◆ **REQUIRED TASK**:
Find the word "eines" in the material below and gather every line that contains it.

◆ **DATA LINES**:
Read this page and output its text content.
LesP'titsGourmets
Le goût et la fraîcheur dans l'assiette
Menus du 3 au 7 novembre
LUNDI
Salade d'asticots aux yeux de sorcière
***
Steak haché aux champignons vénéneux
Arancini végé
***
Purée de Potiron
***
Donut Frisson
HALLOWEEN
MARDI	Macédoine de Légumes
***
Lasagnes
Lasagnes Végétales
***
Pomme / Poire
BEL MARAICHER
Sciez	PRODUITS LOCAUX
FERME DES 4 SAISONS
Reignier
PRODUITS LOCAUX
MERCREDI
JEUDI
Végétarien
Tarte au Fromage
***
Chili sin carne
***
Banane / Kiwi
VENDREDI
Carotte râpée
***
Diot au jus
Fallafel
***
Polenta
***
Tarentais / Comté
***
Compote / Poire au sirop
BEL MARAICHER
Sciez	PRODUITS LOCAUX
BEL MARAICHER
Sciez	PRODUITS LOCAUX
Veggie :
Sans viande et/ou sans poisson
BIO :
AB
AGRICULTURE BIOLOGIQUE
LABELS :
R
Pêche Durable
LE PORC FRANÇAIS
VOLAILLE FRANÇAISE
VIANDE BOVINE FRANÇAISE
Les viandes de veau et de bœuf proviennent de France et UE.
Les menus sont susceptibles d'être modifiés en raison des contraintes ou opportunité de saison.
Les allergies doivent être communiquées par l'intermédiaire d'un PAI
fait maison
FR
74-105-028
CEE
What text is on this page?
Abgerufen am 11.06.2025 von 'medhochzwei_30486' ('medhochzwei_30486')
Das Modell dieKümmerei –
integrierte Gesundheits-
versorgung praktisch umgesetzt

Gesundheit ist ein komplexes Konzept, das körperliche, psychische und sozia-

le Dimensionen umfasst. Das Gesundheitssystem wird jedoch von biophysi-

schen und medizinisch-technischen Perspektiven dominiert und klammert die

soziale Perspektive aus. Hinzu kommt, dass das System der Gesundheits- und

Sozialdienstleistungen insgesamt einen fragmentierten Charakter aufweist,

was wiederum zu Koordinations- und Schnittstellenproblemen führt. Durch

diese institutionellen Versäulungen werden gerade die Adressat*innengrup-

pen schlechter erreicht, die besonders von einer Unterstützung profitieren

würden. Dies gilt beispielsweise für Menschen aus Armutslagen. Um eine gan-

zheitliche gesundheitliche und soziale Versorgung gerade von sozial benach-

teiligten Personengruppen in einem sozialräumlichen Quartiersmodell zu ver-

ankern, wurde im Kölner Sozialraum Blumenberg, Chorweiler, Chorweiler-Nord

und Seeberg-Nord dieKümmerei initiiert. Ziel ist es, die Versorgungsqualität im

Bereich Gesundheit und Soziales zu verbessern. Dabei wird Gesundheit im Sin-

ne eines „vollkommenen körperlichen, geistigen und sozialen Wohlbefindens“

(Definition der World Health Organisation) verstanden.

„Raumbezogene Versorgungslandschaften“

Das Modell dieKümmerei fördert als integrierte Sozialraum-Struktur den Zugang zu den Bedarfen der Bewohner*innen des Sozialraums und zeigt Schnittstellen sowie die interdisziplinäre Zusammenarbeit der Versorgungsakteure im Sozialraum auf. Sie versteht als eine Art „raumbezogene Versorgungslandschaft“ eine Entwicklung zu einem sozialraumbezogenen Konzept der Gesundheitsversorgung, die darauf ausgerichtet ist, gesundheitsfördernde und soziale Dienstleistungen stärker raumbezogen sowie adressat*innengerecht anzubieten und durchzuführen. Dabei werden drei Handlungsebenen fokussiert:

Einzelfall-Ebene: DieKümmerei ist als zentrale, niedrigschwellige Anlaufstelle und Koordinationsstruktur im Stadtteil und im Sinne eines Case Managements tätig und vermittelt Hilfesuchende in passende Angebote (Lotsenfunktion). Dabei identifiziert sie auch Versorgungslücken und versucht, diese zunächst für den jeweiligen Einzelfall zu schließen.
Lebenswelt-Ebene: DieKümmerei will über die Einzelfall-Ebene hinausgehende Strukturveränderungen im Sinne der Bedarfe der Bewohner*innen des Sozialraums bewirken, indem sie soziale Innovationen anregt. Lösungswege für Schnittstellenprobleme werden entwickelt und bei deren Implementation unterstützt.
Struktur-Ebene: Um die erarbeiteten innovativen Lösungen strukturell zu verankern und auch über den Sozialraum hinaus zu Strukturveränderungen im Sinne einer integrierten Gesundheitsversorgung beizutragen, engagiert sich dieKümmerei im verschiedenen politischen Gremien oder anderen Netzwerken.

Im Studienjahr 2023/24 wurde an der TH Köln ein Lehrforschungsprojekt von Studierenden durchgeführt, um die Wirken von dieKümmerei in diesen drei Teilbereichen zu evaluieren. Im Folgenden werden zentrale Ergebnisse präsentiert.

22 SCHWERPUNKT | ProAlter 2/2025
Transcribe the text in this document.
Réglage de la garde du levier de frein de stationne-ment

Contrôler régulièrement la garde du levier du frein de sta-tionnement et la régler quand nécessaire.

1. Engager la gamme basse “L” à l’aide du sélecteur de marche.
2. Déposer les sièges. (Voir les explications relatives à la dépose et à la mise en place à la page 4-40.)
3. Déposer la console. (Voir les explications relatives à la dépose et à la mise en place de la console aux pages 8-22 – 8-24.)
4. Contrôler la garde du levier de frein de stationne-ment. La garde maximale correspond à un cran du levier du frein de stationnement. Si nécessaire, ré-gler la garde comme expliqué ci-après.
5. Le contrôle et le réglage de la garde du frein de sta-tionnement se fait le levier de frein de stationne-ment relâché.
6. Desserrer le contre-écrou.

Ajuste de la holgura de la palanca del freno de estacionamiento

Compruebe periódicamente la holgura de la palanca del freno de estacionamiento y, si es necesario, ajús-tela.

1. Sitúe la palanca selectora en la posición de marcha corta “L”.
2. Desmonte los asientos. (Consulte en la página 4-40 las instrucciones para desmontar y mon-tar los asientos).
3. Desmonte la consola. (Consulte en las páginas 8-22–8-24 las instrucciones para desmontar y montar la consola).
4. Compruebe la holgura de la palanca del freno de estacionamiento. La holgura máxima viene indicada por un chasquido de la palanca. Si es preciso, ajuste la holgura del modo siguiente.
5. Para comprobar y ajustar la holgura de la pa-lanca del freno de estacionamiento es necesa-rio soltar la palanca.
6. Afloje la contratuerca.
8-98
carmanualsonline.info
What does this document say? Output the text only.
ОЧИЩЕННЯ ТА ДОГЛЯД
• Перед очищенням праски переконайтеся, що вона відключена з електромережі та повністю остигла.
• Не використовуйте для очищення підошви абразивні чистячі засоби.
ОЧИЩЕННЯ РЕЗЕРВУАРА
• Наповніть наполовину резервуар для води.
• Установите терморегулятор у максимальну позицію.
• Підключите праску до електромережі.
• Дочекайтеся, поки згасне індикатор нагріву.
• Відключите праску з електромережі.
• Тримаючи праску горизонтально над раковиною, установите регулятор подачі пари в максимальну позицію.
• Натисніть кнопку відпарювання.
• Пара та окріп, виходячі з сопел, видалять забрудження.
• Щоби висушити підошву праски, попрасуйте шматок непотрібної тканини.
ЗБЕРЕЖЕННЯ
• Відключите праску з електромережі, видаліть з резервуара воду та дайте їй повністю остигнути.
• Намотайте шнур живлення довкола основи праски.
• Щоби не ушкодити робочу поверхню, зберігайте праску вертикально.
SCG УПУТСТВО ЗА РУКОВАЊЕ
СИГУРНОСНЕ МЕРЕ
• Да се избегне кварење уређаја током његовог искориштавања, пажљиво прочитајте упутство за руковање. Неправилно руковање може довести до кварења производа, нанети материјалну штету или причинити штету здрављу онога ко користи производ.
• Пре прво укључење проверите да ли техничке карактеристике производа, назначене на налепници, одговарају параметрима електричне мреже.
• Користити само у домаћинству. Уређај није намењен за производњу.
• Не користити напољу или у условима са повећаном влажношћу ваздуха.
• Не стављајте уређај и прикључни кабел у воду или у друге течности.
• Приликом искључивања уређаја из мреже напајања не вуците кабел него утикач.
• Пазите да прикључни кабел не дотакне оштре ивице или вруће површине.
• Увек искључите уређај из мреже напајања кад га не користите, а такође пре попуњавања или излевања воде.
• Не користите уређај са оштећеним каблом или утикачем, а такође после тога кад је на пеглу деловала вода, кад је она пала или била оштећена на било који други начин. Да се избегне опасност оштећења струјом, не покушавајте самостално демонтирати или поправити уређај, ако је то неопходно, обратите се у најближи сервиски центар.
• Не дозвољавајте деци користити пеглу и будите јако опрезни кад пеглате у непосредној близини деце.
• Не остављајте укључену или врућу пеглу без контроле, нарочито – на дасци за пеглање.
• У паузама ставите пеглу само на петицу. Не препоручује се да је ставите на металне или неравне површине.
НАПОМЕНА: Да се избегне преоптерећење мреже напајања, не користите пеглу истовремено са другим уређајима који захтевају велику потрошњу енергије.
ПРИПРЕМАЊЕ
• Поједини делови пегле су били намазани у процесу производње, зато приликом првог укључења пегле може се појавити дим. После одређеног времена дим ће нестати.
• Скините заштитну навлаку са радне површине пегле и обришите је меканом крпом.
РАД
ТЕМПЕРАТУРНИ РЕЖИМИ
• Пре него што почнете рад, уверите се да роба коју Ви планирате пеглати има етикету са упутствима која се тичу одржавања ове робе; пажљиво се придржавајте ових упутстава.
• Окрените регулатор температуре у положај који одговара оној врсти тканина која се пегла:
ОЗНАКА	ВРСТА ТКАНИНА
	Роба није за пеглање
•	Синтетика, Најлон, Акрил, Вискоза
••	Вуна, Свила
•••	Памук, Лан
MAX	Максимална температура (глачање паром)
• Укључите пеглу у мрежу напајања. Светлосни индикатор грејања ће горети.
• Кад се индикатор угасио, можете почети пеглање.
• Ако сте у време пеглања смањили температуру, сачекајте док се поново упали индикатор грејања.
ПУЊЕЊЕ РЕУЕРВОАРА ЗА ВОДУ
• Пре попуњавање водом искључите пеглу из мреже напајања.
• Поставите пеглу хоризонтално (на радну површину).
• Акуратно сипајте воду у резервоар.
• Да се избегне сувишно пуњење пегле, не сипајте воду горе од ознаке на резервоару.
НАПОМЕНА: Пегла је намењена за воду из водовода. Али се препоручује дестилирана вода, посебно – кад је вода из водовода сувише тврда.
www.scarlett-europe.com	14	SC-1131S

◆ **RESPONSE TO THE EXERCISE**:
ne eines „vollkommenen körperlichen, geistigen und sozialen Wohlbefindens“
Einzelfall-Ebene: DieKümmerei ist als zentrale, niedrigschwellige Anlaufstelle und Koordinationsstruktur im Stadtteil und im Sinne eines Case Managements tätig und vermittelt Hilfesuchende in passende Angebote (Lotsenfunktion). Dabei identifiziert sie auch Versorgungslücken und versucht, diese zunächst für den jeweiligen Einzelfall zu schließen.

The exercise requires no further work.